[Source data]
= = = = =

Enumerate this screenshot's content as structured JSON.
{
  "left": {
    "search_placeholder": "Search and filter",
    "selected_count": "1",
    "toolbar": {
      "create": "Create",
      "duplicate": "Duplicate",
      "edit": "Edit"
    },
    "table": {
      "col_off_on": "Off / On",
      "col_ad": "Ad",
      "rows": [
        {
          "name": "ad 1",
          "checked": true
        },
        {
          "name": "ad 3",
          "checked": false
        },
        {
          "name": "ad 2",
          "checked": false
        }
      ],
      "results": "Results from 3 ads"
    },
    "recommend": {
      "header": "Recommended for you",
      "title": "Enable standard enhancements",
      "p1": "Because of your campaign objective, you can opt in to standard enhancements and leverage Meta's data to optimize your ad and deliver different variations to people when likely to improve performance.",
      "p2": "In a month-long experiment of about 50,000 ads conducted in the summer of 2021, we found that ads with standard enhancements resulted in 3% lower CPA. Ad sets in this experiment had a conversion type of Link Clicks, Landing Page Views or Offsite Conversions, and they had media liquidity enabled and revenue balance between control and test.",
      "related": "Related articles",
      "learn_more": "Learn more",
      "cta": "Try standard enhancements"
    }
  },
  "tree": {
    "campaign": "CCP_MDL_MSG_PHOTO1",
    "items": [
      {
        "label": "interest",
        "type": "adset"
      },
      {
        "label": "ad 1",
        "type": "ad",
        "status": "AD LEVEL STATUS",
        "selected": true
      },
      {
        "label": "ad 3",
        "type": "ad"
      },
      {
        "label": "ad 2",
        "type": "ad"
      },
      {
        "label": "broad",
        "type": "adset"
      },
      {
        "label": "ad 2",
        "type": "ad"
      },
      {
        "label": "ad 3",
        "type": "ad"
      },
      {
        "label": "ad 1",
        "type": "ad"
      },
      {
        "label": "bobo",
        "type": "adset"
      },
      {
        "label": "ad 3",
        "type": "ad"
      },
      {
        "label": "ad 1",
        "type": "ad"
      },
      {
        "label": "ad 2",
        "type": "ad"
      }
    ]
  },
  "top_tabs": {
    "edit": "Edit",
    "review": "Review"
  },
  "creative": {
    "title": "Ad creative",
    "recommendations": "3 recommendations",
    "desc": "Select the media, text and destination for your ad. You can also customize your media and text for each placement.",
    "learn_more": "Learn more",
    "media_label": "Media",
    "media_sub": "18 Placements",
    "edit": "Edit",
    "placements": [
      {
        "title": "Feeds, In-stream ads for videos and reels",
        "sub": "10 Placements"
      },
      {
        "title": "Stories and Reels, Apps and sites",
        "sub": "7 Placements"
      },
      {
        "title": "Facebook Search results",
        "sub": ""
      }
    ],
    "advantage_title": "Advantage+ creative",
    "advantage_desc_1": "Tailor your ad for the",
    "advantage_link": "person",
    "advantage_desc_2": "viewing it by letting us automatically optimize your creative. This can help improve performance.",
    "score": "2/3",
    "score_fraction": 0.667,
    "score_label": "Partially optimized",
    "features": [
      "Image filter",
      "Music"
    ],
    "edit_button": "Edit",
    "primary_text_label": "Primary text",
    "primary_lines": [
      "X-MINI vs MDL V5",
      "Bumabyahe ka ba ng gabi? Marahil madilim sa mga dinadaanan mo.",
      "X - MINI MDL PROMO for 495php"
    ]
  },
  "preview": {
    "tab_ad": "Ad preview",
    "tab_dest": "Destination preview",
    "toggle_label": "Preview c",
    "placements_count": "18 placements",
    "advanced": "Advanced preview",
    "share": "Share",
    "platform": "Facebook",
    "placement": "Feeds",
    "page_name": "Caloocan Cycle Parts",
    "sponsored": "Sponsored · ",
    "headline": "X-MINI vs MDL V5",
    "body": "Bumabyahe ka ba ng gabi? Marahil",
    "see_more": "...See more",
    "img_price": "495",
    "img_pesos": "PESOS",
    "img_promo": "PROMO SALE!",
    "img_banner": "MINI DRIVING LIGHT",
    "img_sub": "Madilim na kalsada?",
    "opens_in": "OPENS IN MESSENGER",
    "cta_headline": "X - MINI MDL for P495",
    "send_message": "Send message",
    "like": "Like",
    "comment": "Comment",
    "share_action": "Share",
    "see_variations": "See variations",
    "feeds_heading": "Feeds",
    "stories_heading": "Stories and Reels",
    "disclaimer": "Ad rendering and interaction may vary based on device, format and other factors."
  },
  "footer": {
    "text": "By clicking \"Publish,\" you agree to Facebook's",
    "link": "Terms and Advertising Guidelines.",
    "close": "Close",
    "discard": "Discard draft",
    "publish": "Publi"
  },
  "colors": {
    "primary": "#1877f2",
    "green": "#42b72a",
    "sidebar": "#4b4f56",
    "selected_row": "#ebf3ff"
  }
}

= = = = =

INSTRUCTIONS TO FOLLOW —
Search the entries for the word "PROMO" and copy every line that has it.

SOLUTION TO THE EXERCISE —
      "X - MINI MDL PROMO for 495php"
    "img_promo": "PROMO SALE!",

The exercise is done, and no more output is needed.